■ Work instructions ■
Copy out each line containing "DOSOMARKET" from the entries below.

— start —

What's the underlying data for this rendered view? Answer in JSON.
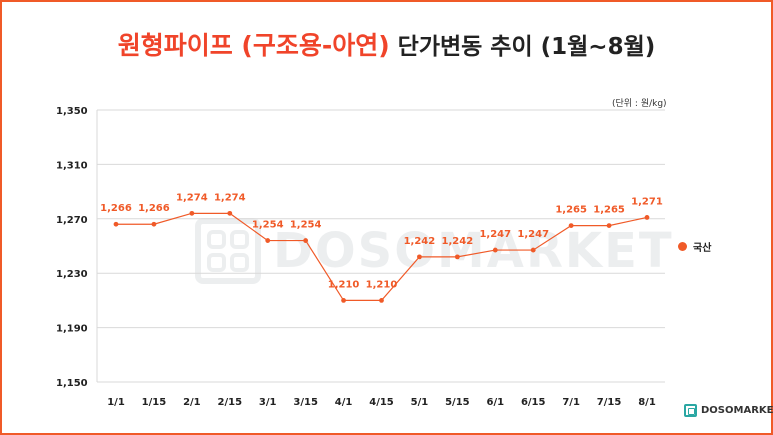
{
  "title_accent": "원형파이프 (구조용-아연)",
  "title_rest": "단가변동 추이 (1월~8월)",
  "unit_label": "(단위 : 원/kg)",
  "brand": "DOSOMARKET",
  "watermark": "DOSOMARKET",
  "colors": {
    "accent": "#f05a28",
    "title_accent": "#f0442a"
  },
  "chart_data": {
    "type": "line",
    "title": "원형파이프 (구조용-아연) 단가변동 추이 (1월~8월)",
    "categories": [
      "1/1",
      "1/15",
      "2/1",
      "2/15",
      "3/1",
      "3/15",
      "4/1",
      "4/15",
      "5/1",
      "5/15",
      "6/1",
      "6/15",
      "7/1",
      "7/15",
      "8/1"
    ],
    "series": [
      {
        "name": "국산",
        "values": [
          1266,
          1266,
          1274,
          1274,
          1254,
          1254,
          1210,
          1210,
          1242,
          1242,
          1247,
          1247,
          1265,
          1265,
          1271
        ]
      }
    ],
    "data_labels": [
      "1,266",
      "1,266",
      "1,274",
      "1,274",
      "1,254",
      "1,254",
      "1,210",
      "1,210",
      "1,242",
      "1,242",
      "1,247",
      "1,247",
      "1,265",
      "1,265",
      "1,271"
    ],
    "y_ticks": [
      1150,
      1190,
      1230,
      1270,
      1310,
      1350
    ],
    "y_tick_labels": [
      "1,150",
      "1,190",
      "1,230",
      "1,270",
      "1,310",
      "1,350"
    ],
    "ylim": [
      1150,
      1350
    ],
    "grid": "horizontal",
    "legend_position": "right"
  }
}
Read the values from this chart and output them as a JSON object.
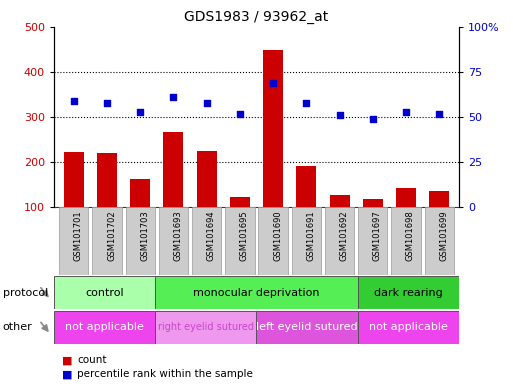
{
  "title": "GDS1983 / 93962_at",
  "samples": [
    "GSM101701",
    "GSM101702",
    "GSM101703",
    "GSM101693",
    "GSM101694",
    "GSM101695",
    "GSM101690",
    "GSM101691",
    "GSM101692",
    "GSM101697",
    "GSM101698",
    "GSM101699"
  ],
  "counts": [
    222,
    220,
    162,
    268,
    225,
    122,
    448,
    192,
    128,
    118,
    142,
    137
  ],
  "percentiles": [
    59,
    58,
    53,
    61,
    58,
    52,
    69,
    58,
    51,
    49,
    53,
    52
  ],
  "ylim_left": [
    100,
    500
  ],
  "ylim_right": [
    0,
    100
  ],
  "left_ticks": [
    100,
    200,
    300,
    400,
    500
  ],
  "right_ticks": [
    0,
    25,
    50,
    75,
    100
  ],
  "right_tick_labels": [
    "0",
    "25",
    "50",
    "75",
    "100%"
  ],
  "bar_color": "#cc0000",
  "dot_color": "#0000cc",
  "protocol_groups": [
    {
      "label": "control",
      "start": 0,
      "end": 3,
      "color": "#aaffaa"
    },
    {
      "label": "monocular deprivation",
      "start": 3,
      "end": 9,
      "color": "#55ee55"
    },
    {
      "label": "dark rearing",
      "start": 9,
      "end": 12,
      "color": "#33cc33"
    }
  ],
  "other_groups": [
    {
      "label": "not applicable",
      "start": 0,
      "end": 3,
      "color": "#ee44ee",
      "fontsize": 8,
      "text_color": "white"
    },
    {
      "label": "right eyelid sutured",
      "start": 3,
      "end": 6,
      "color": "#ee99ee",
      "fontsize": 7,
      "text_color": "#cc44cc"
    },
    {
      "label": "left eyelid sutured",
      "start": 6,
      "end": 9,
      "color": "#dd55dd",
      "fontsize": 8,
      "text_color": "white"
    },
    {
      "label": "not applicable",
      "start": 9,
      "end": 12,
      "color": "#ee44ee",
      "fontsize": 8,
      "text_color": "white"
    }
  ],
  "protocol_label": "protocol",
  "other_label": "other",
  "legend_count_label": "count",
  "legend_pct_label": "percentile rank within the sample",
  "left_tick_color": "#cc0000",
  "right_tick_color": "#0000cc",
  "tick_area_color": "#cccccc",
  "tick_area_border": "#999999"
}
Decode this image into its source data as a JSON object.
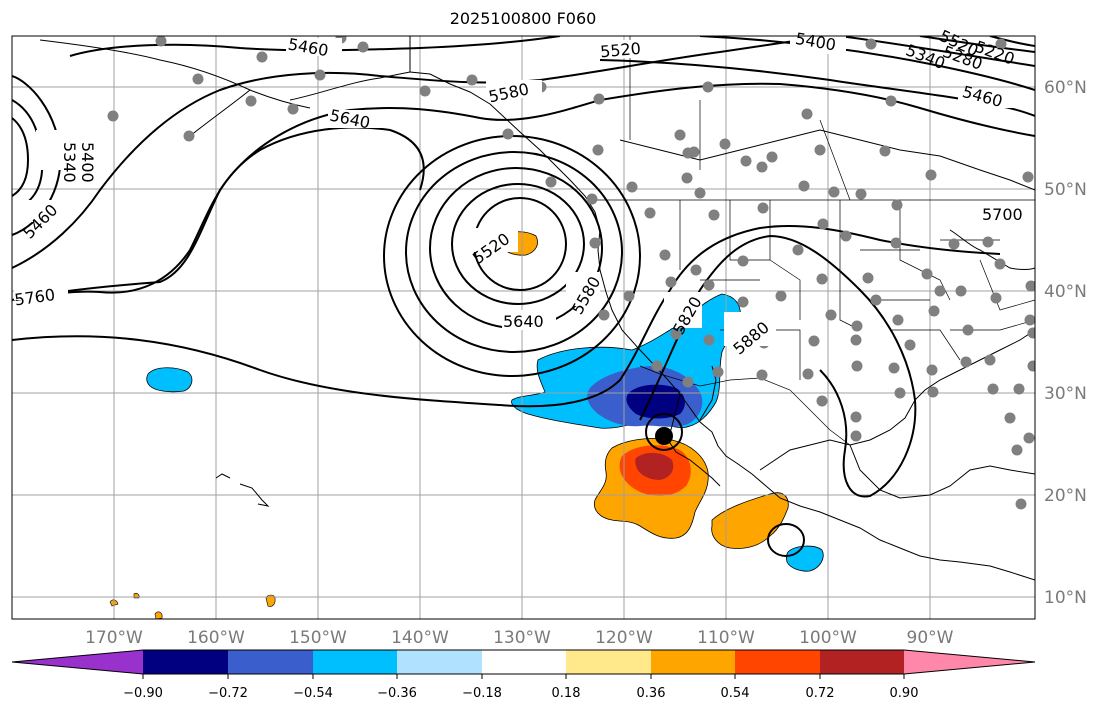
{
  "title": "2025100800 F060",
  "lat_labels": [
    "60°N",
    "50°N",
    "40°N",
    "30°N",
    "20°N",
    "10°N"
  ],
  "lon_labels": [
    "170°W",
    "160°W",
    "150°W",
    "140°W",
    "130°W",
    "120°W",
    "110°W",
    "100°W",
    "90°W"
  ],
  "contour_labels": [
    "5460",
    "5520",
    "5580",
    "5640",
    "5400",
    "5340",
    "5460",
    "5400",
    "5520",
    "5280",
    "5220",
    "5340",
    "5460",
    "5700",
    "5760",
    "5520",
    "5580",
    "5640",
    "5820",
    "5880"
  ],
  "colorbar": {
    "ticks": [
      "−0.90",
      "−0.72",
      "−0.54",
      "−0.36",
      "−0.18",
      "0.18",
      "0.36",
      "0.54",
      "0.72",
      "0.90"
    ],
    "colors": [
      "#9932cc",
      "#000080",
      "#3a5fcd",
      "#00bfff",
      "#b0e2ff",
      "#ffffff",
      "#ffe98a",
      "#ffa500",
      "#ff4500",
      "#b22222",
      "#ff88aa"
    ]
  },
  "colors": {
    "grid": "#a0a0a0",
    "contour": "#000000",
    "station_dots": "#808080",
    "axis_labels": "#7a7a7a"
  }
}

— end —

■ Correct result ■
  "brand": "DOSOMARKET",
  "watermark": "DOSOMARKET",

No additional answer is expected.